Sayfa alıntısı =>

Başgil’in Batı’yla yolu lise yıllarında Paris’te kesişir. Önce hukuk alanında lisans tahsilini tamamlayan Başgil, akabinde Paris Hukuk Fakültesi’nden 1926 yılında doktora derecesini alır. Doktora tezini, çiçeği burnunda Cumhuriyet’in kurucu lideri Mustafa Kemal’e ithaf eden Başgil, aynı zamanda Paris Siyasî İlimler Okulu ve Edebiyat Fakültesi Felsefe Bölümünden de mezun olmuş; ayrıca Lahey Devletler Hukuku Akademisi’nde derslere devam etmiştir (Kayacı ve İçener, 2023: 84).

1929 yılında yurda dönen Başgil, önce Ankara Hukuk Fakültesi’nde Roma Hukuku Profesörü, ardından İstanbul Üniversitesi’nde Anayasa Hukuku Profesörü olarak akademik çalışmalarını sürdürür. 1937 yılına geldiğimizde, Hatay sorununun çözümü için Cenevre’de toplanan komisyonda, Türk delegasyonunun hukuk müşavirliği görevini üstlenir (Kayacı ve İçener, 2023: 85).

Cumhuriyetin yeni kurulduğu dönemde, ferdî teşebbüs imkânlarının yetersizliği ve İkinci Dünya Savaşı’nın ayak sesleri nedeniyle devletçi bir yaklaşım sergileyen Başgil’in düşünce sistemi, 1940’lardan itibaren liberal eksene kayar ve ferdî hürriyetlerin korunması ve garanti altına alınması odaklı bir yaklaşımı benimser (Tanör, 2010: 93). 1935 yılında basılan Esas Teşkilât Hukuku Dersleri (bugünkü anlamıyla Anayasa Hukuku Dersleri) adlı eserinde; devletin ve hâkimiyetin esasını, vatandaş-devlet ilişkilerini ve demokrasi ile demokrasiye karşı direnen devlet sistemlerini ele alır. Hür Fikirleri Yayma Cemiyeti’nin kuruculuğunu Ahmet Emin Yalman ile birlikte üstlenen Başgil, muhtelif gazete ve dergilerde kaleme aldığı makale ve konferans metinlerini Demokrasi Yolunda ismiyle yayımlar (Kayacı ve İçener, 2023: 86).

Başgil, hem fikir hem de aksiyon adamıdır. 1960 darbesinin ayak seslerini önceden duyan Başgil, Menderes’in Tahkikat Komisyonları’nı kurmasının ardından Çankaya Köşkü’nde Menderes ve arkadaşlarıyla bir araya gelir ve onları uyarır. Hükûmetin istifa etmesinin ve kurulacak yeni hükûmette Demokrat Parti ile Cumhuriyet Halk Partisi vekillerinin birlikte yer almasının tek çıkar yol olduğunu belirtir. Bu durumda darbeye lüzum kalmayacağı yönündeki düşüncesini Demokrat Parti’nin ileri gelenleriyle paylaşır, ancak olumlu bir netice alamaz (Başgil, 2018: 76). Sonrası malum.

Yapılacaklar =>
a: Başgil metnine göre Başgil, Paris Hukuk Fakültesi'nden doktora derecesini hangi yıl almıştır?
b: Lütfen Başgil metninde "Başgil’in Batı’yla yolu" sözlerinden "İçener, 2023: 84)." sözlerine kadar her şeyi birebir yazın.

Verilen veriler =>

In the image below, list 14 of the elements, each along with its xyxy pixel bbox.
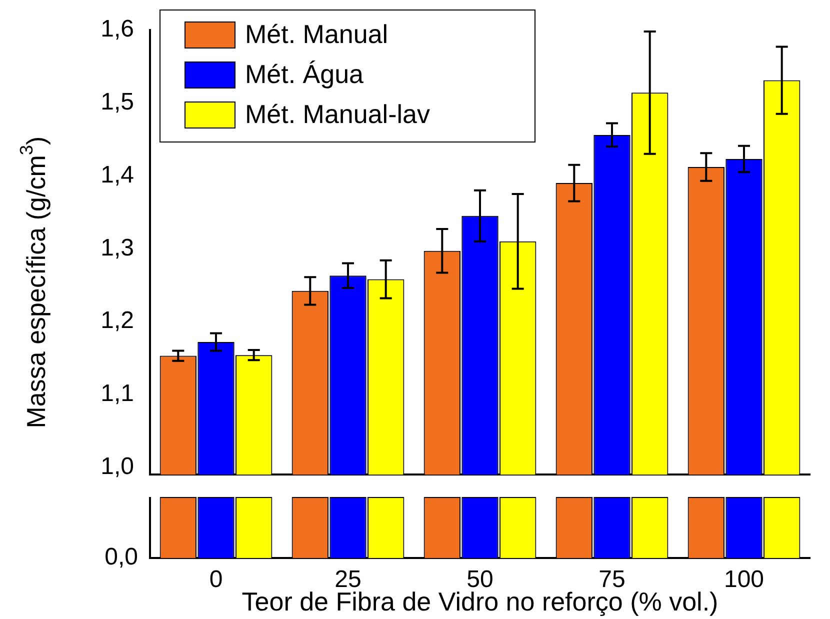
legend-label: Mét. Água: [245, 59, 364, 90]
y-tick-label: 1,6: [100, 16, 134, 43]
text: 0,0: [104, 544, 138, 571]
x-tick-label: 0: [209, 566, 223, 594]
y-tick-label: 1,1: [100, 380, 134, 408]
y-tick-label: 1,5: [100, 88, 134, 116]
legend-label: Mét. Manual: [245, 19, 388, 50]
y-axis-title: Massa específica (g/cm3): [16, 136, 52, 428]
x-tick-label: 100: [724, 566, 764, 594]
legend-label: Mét. Manual-lav: [245, 99, 430, 130]
y-tick-label: 1,2: [100, 307, 134, 334]
y-tick-label: 1,0: [100, 452, 134, 480]
y-tick-label: 1,3: [100, 234, 134, 262]
y-tick-label: 1,4: [100, 161, 134, 188]
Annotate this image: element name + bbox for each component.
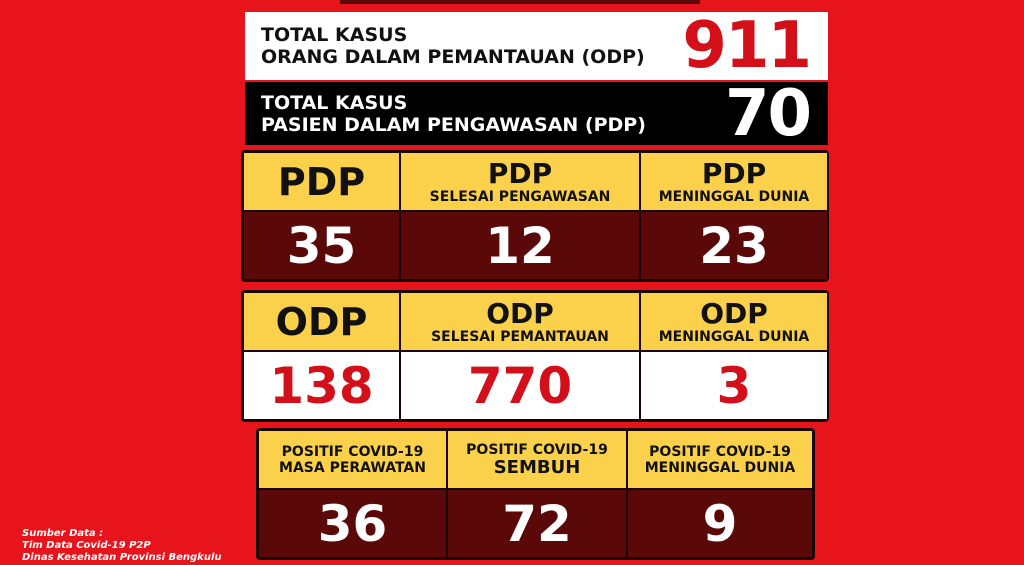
total-value: 70: [724, 76, 812, 151]
group: ODP 138 ODP SELESAI PEMANTAUAN 770 ODP MENINGG…: [241, 290, 829, 422]
cell-value: 36: [259, 490, 446, 557]
cell-value: 35: [244, 212, 399, 279]
cell-header: POSITIF COVID-19 MENINGGAL DUNIA: [628, 431, 812, 488]
cell-header: POSITIF COVID-19 MASA PERAWATAN: [259, 431, 446, 488]
total-odp: TOTAL KASUS ORANG DALAM PEMANTAUAN (ODP) …: [245, 9, 828, 83]
cell-title: ODP: [486, 296, 554, 330]
cell-subtitle: MENINGGAL DUNIA: [658, 328, 810, 345]
cell-title: ODP: [700, 296, 768, 330]
cell-title: POSITIF COVID-19: [281, 443, 424, 460]
group: PDP 35 PDP SELESAI PENGAWASAN 12 PDP MENINGGAL…: [241, 150, 829, 282]
cell-header: ODP: [244, 293, 399, 350]
cell-value: 770: [401, 352, 639, 419]
cell-header: POSITIF COVID-19 SEMBUH: [448, 431, 626, 488]
cell-title: PDP: [487, 156, 553, 190]
cell-value: 3: [641, 352, 827, 419]
cell-value: 138: [244, 352, 399, 419]
cell-title: POSITIF COVID-19: [466, 441, 608, 458]
cell-subtitle: SELESAI PENGAWASAN: [429, 188, 611, 205]
cell-subtitle: SEMBUH: [493, 456, 581, 478]
cell-value: 12: [401, 212, 639, 279]
cell-subtitle: MENINGGAL DUNIA: [644, 459, 796, 476]
line: TOTAL KASUS: [261, 91, 408, 114]
cell-header: PDP MENINGGAL DUNIA: [641, 153, 827, 210]
cell-subtitle: MENINGGAL DUNIA: [658, 188, 810, 205]
group: POSITIF COVID-19 MASA PERAWATAN 36 POSITIF …: [256, 428, 815, 560]
total-label: TOTAL KASUS PASIEN DALAM PENGAWASAN (PDP): [261, 92, 646, 136]
total-pdp: TOTAL KASUS PASIEN DALAM PENGAWASAN (PDP)…: [245, 77, 828, 151]
top-bar: [340, 0, 700, 4]
total-label: TOTAL KASUS ORANG DALAM PEMANTAUAN (ODP): [261, 24, 645, 68]
source-line: Dinas Kesehatan Provinsi Bengkulu: [22, 552, 222, 563]
cell-title: POSITIF COVID-19: [649, 443, 791, 460]
source-line: Tim Data Covid-19 P2P: [22, 540, 151, 551]
cell-title: PDP: [277, 159, 366, 204]
cell-header: PDP: [244, 153, 399, 210]
total-value: 911: [682, 9, 812, 83]
source: Sumber Data : Tim Data Covid-19 P2P Dina…: [22, 528, 222, 564]
source-line: Sumber Data :: [22, 528, 104, 539]
cell-value: 72: [448, 490, 626, 557]
line: PASIEN DALAM PENGAWASAN (PDP): [261, 113, 646, 136]
cell-header: ODP MENINGGAL DUNIA: [641, 293, 827, 350]
cell-subtitle: MASA PERAWATAN: [279, 459, 426, 476]
cell-title: PDP: [701, 156, 767, 190]
cell-subtitle: SELESAI PEMANTAUAN: [431, 328, 609, 345]
cell-header: ODP SELESAI PEMANTAUAN: [401, 293, 639, 350]
line: TOTAL KASUS: [261, 24, 408, 46]
cell-value: 9: [628, 490, 812, 557]
cell-title: ODP: [275, 299, 368, 344]
cell-header: PDP SELESAI PENGAWASAN: [401, 153, 639, 210]
cell-value: 23: [641, 212, 827, 279]
line: ORANG DALAM PEMANTAUAN (ODP): [261, 46, 645, 68]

Cevaplar =>
a: 1926 yılında.

b:
Başgil’in Batı’yla yolu lise yıllarında Paris’te kesişir. Önce hukuk alanında lisans tahsilini tamamlayan Başgil, akabinde Paris Hukuk Fakültesi’nden 1926 yılında doktora derecesini alır. Doktora tezini, çiçeği burnunda Cumhuriyet’in kurucu lideri Mustafa Kemal’e ithaf eden Başgil, aynı zamanda Paris Siyasî İlimler Okulu ve Edebiyat Fakültesi Felsefe Bölümünden de mezun olmuş; ayrıca Lahey Devletler Hukuku Akademisi’nde derslere devam etmiştir (Kayacı ve İçener, 2023: 84).